>> start Supplied records
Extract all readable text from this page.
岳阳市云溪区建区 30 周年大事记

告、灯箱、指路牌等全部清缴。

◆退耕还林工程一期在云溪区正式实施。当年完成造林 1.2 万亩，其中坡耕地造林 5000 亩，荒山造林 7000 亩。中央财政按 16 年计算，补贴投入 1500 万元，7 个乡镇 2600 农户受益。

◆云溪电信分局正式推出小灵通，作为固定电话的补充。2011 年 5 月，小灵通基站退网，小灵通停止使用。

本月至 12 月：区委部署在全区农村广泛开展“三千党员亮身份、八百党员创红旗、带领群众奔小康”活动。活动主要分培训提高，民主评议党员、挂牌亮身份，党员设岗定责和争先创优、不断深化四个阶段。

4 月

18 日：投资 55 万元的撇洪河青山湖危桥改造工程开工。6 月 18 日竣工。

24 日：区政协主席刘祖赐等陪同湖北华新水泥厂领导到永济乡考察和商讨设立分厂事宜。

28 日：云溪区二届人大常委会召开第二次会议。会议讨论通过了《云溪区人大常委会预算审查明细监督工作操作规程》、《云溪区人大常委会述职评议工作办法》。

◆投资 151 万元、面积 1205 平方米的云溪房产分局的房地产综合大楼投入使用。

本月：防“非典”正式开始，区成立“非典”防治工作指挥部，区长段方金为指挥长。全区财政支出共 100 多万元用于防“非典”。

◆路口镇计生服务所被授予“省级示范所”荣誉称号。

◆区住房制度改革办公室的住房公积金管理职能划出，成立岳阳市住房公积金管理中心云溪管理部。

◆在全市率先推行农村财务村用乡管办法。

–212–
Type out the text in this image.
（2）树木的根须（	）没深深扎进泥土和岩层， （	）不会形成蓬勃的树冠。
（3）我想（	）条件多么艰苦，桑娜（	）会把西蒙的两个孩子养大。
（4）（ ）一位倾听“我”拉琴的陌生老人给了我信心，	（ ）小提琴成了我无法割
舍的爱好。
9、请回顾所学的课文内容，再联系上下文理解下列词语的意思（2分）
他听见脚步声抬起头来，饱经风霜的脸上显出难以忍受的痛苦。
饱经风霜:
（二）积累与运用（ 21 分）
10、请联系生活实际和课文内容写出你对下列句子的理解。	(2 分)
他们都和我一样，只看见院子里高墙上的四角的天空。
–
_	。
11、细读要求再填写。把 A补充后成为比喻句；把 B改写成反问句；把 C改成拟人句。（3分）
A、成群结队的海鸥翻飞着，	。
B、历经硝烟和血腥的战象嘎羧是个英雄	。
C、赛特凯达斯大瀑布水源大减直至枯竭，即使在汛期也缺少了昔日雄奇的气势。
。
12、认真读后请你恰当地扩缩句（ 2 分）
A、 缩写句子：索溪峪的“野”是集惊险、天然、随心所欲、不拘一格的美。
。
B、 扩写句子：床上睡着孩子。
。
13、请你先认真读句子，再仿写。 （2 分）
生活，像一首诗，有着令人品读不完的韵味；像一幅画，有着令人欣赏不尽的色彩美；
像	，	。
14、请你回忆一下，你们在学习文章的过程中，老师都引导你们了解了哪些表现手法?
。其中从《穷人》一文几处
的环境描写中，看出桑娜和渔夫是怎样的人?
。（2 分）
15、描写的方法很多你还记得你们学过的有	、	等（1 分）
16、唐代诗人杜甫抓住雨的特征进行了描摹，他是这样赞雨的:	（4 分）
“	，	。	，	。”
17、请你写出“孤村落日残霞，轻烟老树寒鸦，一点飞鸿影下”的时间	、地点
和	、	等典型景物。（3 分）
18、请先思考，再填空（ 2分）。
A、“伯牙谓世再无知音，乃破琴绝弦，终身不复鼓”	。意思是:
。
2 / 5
>> end Supplied records
_Problem statement_: Print the whole listing again, exactly.

_Finished answer_:
Extract all readable text from this page.
岳阳市云溪区建区 30 周年大事记

告、灯箱、指路牌等全部清缴。

◆退耕还林工程一期在云溪区正式实施。当年完成造林 1.2 万亩，其中坡耕地造林 5000 亩，荒山造林 7000 亩。中央财政按 16 年计算，补贴投入 1500 万元，7 个乡镇 2600 农户受益。

◆云溪电信分局正式推出小灵通，作为固定电话的补充。2011 年 5 月，小灵通基站退网，小灵通停止使用。

本月至 12 月：区委部署在全区农村广泛开展“三千党员亮身份、八百党员创红旗、带领群众奔小康”活动。活动主要分培训提高，民主评议党员、挂牌亮身份，党员设岗定责和争先创优、不断深化四个阶段。

4 月

18 日：投资 55 万元的撇洪河青山湖危桥改造工程开工。6 月 18 日竣工。

24 日：区政协主席刘祖赐等陪同湖北华新水泥厂领导到永济乡考察和商讨设立分厂事宜。

28 日：云溪区二届人大常委会召开第二次会议。会议讨论通过了《云溪区人大常委会预算审查明细监督工作操作规程》、《云溪区人大常委会述职评议工作办法》。

◆投资 151 万元、面积 1205 平方米的云溪房产分局的房地产综合大楼投入使用。

本月：防“非典”正式开始，区成立“非典”防治工作指挥部，区长段方金为指挥长。全区财政支出共 100 多万元用于防“非典”。

◆路口镇计生服务所被授予“省级示范所”荣誉称号。

◆区住房制度改革办公室的住房公积金管理职能划出，成立岳阳市住房公积金管理中心云溪管理部。

◆在全市率先推行农村财务村用乡管办法。

–212–
Type out the text in this image.
（2）树木的根须（	）没深深扎进泥土和岩层， （	）不会形成蓬勃的树冠。
（3）我想（	）条件多么艰苦，桑娜（	）会把西蒙的两个孩子养大。
（4）（ ）一位倾听“我”拉琴的陌生老人给了我信心，	（ ）小提琴成了我无法割
舍的爱好。
9、请回顾所学的课文内容，再联系上下文理解下列词语的意思（2分）
他听见脚步声抬起头来，饱经风霜的脸上显出难以忍受的痛苦。
饱经风霜:
（二）积累与运用（ 21 分）
10、请联系生活实际和课文内容写出你对下列句子的理解。	(2 分)
他们都和我一样，只看见院子里高墙上的四角的天空。
–
_	。
11、细读要求再填写。把 A补充后成为比喻句；把 B改写成反问句；把 C改成拟人句。（3分）
A、成群结队的海鸥翻飞着，	。
B、历经硝烟和血腥的战象嘎羧是个英雄	。
C、赛特凯达斯大瀑布水源大减直至枯竭，即使在汛期也缺少了昔日雄奇的气势。
。
12、认真读后请你恰当地扩缩句（ 2 分）
A、 缩写句子：索溪峪的“野”是集惊险、天然、随心所欲、不拘一格的美。
。
B、 扩写句子：床上睡着孩子。
。
13、请你先认真读句子，再仿写。 （2 分）
生活，像一首诗，有着令人品读不完的韵味；像一幅画，有着令人欣赏不尽的色彩美；
像	，	。
14、请你回忆一下，你们在学习文章的过程中，老师都引导你们了解了哪些表现手法?
。其中从《穷人》一文几处
的环境描写中，看出桑娜和渔夫是怎样的人?
。（2 分）
15、描写的方法很多你还记得你们学过的有	、	等（1 分）
16、唐代诗人杜甫抓住雨的特征进行了描摹，他是这样赞雨的:	（4 分）
“	，	。	，	。”
17、请你写出“孤村落日残霞，轻烟老树寒鸦，一点飞鸿影下”的时间	、地点
和	、	等典型景物。（3 分）
18、请先思考，再填空（ 2分）。
A、“伯牙谓世再无知音，乃破琴绝弦，终身不复鼓”	。意思是:
。
2 / 5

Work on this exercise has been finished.